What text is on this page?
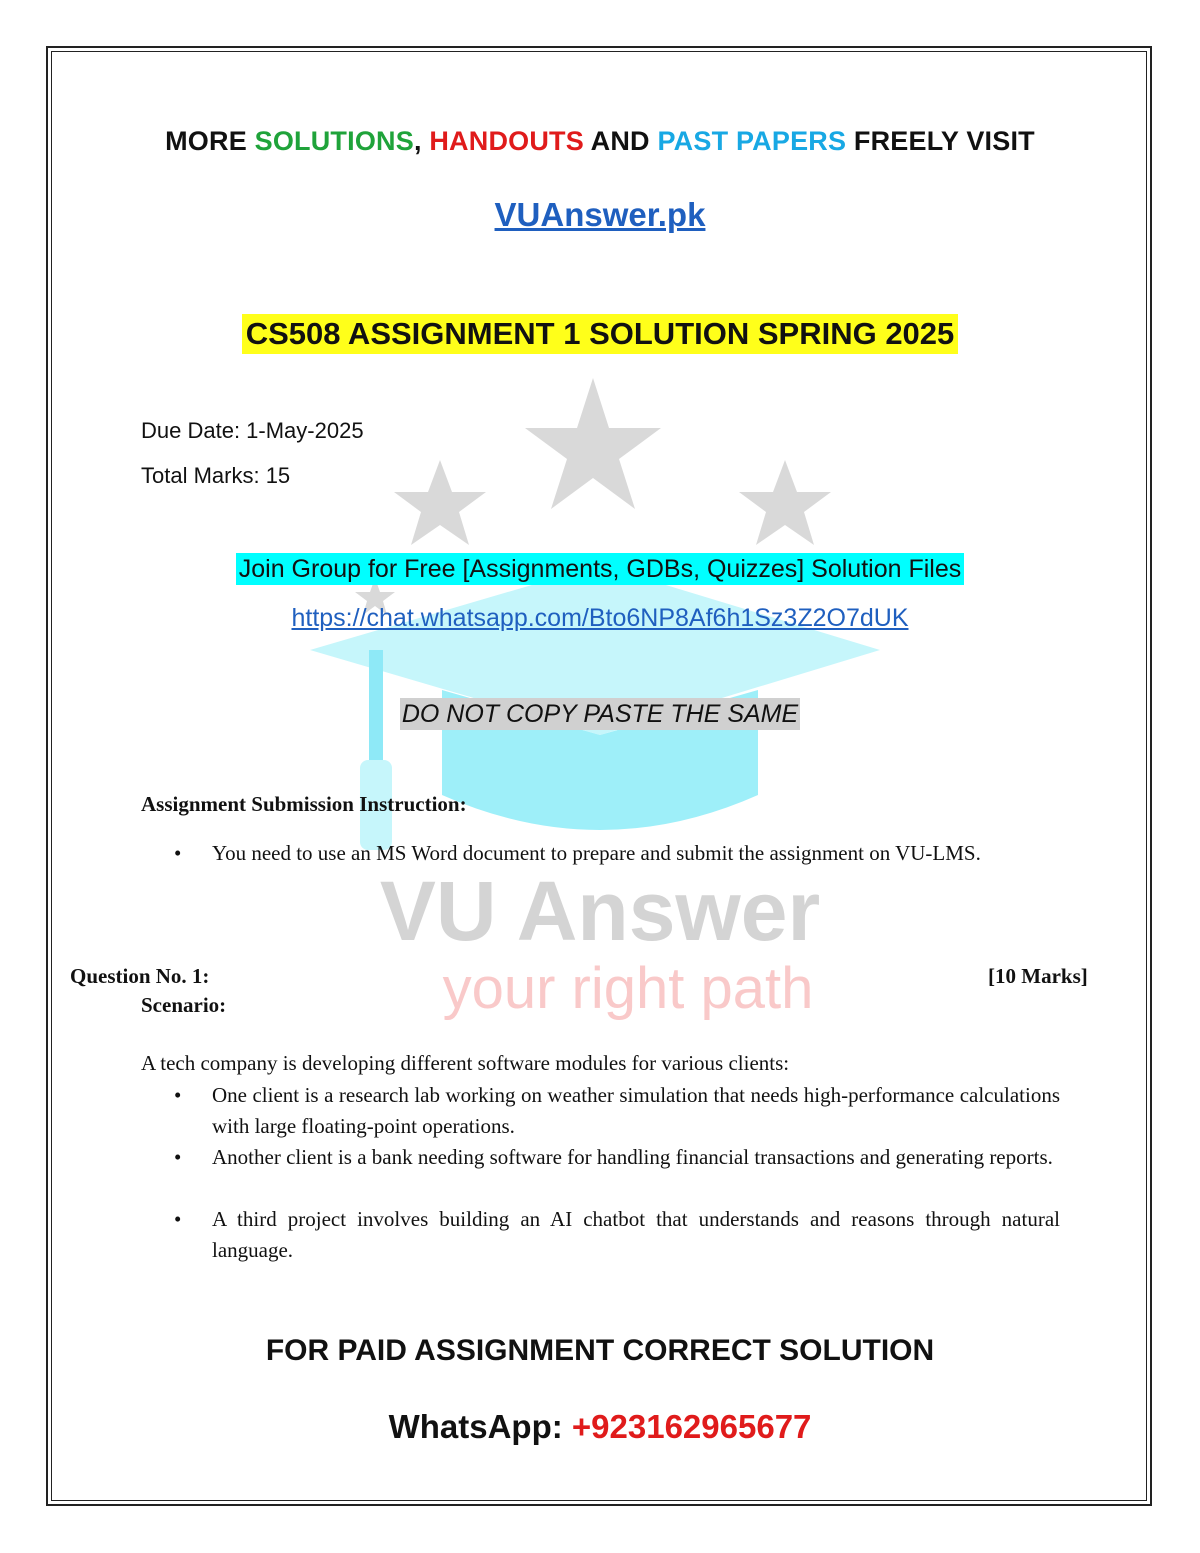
VU Answer
your right path
MORE SOLUTIONS, HANDOUTS AND PAST PAPERS FREELY VISIT
VUAnswer.pk
CS508 ASSIGNMENT 1 SOLUTION SPRING 2025
Due Date: 1-May-2025
Total Marks: 15
Join Group for Free [Assignments, GDBs, Quizzes] Solution Files
https://chat.whatsapp.com/Bto6NP8Af6h1Sz3Z2O7dUK
DO NOT COPY PASTE THE SAME
Assignment Submission Instruction:
• You need to use an MS Word document to prepare and submit the assignment on VU-LMS.
Question No. 1:	[10 Marks]
Scenario:
A tech company is developing different software modules for various clients:
• One client is a research lab working on weather simulation that needs high-performance calculations with large floating-point operations.
• Another client is a bank needing software for handling financial transactions and generating reports.
• A third project involves building an AI chatbot that understands and reasons through natural language.
FOR PAID ASSIGNMENT CORRECT SOLUTION
WhatsApp: +923162965677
______________________________
*Stated exercise*: Scan the material above for the string "software" and return the lines that hold it.

*Output below*:
A tech company is developing different software modules for various clients:
• Another client is a bank needing software for handling financial transactions and generating reports.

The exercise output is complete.